Dataset excerpt:
· · · · ·

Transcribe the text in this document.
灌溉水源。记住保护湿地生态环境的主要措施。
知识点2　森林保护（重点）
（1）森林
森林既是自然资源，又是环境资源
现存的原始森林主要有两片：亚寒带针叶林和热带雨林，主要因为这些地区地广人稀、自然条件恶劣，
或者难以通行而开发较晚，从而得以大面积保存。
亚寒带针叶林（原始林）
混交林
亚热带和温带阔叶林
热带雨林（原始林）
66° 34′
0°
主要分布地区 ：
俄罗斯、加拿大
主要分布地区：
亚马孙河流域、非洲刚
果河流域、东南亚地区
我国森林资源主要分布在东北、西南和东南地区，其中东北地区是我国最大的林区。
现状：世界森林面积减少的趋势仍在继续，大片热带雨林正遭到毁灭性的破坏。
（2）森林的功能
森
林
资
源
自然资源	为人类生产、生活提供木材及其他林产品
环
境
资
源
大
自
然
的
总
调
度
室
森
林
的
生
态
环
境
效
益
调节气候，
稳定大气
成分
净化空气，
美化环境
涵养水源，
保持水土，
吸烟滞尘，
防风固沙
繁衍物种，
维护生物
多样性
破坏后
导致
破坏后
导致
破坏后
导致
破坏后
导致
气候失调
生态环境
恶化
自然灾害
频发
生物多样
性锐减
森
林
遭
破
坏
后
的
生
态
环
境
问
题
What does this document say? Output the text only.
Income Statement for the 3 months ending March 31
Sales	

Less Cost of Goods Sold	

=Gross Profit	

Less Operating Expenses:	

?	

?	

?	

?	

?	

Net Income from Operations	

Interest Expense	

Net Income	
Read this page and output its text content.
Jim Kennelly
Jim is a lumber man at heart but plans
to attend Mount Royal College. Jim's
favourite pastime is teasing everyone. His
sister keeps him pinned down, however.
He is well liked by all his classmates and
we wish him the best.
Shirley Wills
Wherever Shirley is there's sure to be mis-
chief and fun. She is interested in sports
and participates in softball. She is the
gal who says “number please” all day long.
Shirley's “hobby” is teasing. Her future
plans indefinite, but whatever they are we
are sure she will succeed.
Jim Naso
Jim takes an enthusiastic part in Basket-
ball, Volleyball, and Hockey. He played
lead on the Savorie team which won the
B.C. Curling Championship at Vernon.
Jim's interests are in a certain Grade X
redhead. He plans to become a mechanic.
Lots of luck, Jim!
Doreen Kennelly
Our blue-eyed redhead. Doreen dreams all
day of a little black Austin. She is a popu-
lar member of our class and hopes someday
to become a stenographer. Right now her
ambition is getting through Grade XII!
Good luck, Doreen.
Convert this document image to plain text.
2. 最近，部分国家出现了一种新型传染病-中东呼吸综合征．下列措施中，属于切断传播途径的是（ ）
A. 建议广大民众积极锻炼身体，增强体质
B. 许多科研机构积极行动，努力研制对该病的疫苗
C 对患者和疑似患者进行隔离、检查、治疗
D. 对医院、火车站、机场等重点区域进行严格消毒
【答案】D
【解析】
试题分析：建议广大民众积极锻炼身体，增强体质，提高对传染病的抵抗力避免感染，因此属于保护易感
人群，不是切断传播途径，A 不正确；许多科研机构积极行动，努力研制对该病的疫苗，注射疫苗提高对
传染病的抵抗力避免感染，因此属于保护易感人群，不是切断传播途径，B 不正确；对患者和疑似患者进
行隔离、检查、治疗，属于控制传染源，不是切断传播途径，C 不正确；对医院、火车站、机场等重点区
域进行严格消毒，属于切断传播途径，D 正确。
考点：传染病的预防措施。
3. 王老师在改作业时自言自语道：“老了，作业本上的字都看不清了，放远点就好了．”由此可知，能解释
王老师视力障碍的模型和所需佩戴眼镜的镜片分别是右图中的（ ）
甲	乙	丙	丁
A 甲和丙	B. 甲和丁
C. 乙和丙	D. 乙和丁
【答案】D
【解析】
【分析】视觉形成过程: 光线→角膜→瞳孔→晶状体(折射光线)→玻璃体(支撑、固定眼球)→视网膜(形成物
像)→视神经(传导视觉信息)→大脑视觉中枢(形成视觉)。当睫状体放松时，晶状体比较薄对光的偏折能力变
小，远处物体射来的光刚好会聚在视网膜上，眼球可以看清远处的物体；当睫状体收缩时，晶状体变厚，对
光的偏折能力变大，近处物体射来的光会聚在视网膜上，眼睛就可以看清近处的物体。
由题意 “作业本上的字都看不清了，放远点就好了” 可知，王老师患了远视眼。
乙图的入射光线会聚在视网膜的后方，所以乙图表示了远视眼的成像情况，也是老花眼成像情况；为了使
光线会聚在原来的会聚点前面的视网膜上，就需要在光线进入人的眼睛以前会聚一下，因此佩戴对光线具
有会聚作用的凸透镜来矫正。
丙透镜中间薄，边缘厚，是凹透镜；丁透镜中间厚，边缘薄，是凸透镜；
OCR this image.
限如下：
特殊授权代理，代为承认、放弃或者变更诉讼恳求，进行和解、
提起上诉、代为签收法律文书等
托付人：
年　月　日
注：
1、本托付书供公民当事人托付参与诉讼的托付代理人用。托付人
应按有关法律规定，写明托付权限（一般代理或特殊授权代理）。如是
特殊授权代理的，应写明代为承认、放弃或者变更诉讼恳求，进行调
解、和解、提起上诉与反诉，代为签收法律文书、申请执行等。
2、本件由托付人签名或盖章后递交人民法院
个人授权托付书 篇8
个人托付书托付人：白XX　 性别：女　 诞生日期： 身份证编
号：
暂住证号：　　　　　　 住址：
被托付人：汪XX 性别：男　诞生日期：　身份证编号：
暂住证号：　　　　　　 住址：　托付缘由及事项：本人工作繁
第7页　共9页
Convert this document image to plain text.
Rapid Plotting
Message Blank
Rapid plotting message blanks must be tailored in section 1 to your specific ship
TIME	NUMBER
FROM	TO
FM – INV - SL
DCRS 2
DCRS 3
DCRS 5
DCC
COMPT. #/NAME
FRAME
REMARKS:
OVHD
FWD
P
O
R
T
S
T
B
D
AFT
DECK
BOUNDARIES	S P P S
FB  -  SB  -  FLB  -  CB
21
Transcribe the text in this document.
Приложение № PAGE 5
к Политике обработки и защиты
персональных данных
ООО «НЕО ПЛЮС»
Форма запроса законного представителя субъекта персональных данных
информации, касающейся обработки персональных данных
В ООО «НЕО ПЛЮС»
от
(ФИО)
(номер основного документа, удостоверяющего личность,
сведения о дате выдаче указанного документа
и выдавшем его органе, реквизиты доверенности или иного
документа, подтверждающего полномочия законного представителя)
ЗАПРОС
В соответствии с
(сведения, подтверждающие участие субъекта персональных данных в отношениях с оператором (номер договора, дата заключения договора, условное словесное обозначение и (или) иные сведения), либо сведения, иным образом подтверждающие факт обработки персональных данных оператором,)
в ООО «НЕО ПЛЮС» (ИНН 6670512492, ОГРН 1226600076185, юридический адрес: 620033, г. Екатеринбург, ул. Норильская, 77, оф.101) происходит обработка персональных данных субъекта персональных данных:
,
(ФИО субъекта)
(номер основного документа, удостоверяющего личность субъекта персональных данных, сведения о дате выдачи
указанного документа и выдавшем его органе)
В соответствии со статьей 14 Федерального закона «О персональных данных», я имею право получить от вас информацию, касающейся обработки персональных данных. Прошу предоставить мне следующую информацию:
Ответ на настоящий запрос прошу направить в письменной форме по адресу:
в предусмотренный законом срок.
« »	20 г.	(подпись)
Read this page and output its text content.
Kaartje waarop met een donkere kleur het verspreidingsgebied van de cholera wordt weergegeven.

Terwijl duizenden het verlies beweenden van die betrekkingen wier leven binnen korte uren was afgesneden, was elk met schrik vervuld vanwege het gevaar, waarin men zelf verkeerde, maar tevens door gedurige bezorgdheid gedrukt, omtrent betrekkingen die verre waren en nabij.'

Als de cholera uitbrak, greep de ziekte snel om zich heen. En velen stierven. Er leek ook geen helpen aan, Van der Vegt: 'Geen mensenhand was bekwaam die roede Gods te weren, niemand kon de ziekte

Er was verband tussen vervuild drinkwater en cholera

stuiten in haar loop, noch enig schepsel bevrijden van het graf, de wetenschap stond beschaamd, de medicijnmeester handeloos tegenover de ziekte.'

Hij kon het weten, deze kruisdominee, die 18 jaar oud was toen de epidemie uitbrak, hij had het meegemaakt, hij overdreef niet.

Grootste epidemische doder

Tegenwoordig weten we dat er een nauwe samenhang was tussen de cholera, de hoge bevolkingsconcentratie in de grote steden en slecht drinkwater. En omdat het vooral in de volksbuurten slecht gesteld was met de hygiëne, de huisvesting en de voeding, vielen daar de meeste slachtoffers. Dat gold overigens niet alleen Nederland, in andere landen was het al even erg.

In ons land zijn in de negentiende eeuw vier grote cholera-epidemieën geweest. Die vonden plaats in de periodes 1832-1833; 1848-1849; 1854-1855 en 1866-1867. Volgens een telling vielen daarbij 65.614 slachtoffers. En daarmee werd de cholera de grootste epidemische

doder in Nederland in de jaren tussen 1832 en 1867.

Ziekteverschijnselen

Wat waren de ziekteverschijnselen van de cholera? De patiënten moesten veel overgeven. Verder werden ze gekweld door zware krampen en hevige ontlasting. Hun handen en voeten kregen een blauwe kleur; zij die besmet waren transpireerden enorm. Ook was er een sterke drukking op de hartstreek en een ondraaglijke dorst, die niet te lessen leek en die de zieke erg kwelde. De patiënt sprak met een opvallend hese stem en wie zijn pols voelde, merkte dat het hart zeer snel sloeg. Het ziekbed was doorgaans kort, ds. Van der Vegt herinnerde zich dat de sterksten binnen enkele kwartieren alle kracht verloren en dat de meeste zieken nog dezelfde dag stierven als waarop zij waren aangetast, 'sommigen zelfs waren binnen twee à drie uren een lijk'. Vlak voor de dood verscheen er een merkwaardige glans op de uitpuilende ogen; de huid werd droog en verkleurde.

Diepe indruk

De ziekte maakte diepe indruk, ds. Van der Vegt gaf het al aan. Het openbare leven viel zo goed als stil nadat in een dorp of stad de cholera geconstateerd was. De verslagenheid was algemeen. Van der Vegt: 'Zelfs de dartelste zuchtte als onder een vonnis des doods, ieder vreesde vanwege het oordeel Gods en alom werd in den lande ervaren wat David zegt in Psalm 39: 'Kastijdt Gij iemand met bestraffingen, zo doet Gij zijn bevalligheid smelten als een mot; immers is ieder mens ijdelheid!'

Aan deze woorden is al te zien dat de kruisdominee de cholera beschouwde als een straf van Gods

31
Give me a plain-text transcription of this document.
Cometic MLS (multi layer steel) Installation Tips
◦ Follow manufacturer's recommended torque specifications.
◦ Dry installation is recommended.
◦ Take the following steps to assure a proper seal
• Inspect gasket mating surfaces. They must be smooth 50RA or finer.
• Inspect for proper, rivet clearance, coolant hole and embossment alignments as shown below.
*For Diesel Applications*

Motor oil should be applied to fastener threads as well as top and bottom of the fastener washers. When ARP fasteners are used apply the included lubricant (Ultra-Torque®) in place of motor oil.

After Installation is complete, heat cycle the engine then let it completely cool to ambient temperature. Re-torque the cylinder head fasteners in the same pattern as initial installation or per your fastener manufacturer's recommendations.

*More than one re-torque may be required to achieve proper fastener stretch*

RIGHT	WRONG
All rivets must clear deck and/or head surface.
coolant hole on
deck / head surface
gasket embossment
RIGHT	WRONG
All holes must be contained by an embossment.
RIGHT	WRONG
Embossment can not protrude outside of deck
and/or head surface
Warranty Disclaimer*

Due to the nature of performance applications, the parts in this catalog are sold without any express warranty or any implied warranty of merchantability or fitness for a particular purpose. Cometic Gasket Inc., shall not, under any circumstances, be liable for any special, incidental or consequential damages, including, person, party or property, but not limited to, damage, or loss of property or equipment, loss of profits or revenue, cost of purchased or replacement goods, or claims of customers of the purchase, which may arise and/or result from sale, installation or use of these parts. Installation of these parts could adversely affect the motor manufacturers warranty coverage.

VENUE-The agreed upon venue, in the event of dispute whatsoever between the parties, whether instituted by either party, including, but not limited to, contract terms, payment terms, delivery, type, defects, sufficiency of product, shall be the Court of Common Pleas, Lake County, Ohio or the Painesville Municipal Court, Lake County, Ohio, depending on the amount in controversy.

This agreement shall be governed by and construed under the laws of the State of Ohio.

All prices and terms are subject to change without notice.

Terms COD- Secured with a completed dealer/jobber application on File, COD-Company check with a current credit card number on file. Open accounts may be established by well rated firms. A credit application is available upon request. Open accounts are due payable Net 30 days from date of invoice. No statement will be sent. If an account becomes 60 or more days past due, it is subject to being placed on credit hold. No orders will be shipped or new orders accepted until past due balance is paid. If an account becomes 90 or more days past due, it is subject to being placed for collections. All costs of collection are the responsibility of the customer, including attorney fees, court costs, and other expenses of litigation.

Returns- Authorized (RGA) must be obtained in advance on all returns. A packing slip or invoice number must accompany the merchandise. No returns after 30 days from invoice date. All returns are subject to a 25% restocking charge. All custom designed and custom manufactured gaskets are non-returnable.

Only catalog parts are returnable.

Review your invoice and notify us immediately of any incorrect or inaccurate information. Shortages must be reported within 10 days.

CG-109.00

· · · · ·

- **GIVEN PROBLEM**:
Look through the entries and return every line where "fastener" appears.

- **TASK RESPONSE**:
Motor oil should be applied to fastener threads as well as top and bottom of the fastener washers. When ARP fasteners are used apply the included lubricant (Ultra-Torque®) in place of motor oil.
After Installation is complete, heat cycle the engine then let it completely cool to ambient temperature. Re-torque the cylinder head fasteners in the same pattern as initial installation or per your fastener manufacturer's recommendations.
*More than one re-torque may be required to achieve proper fastener stretch*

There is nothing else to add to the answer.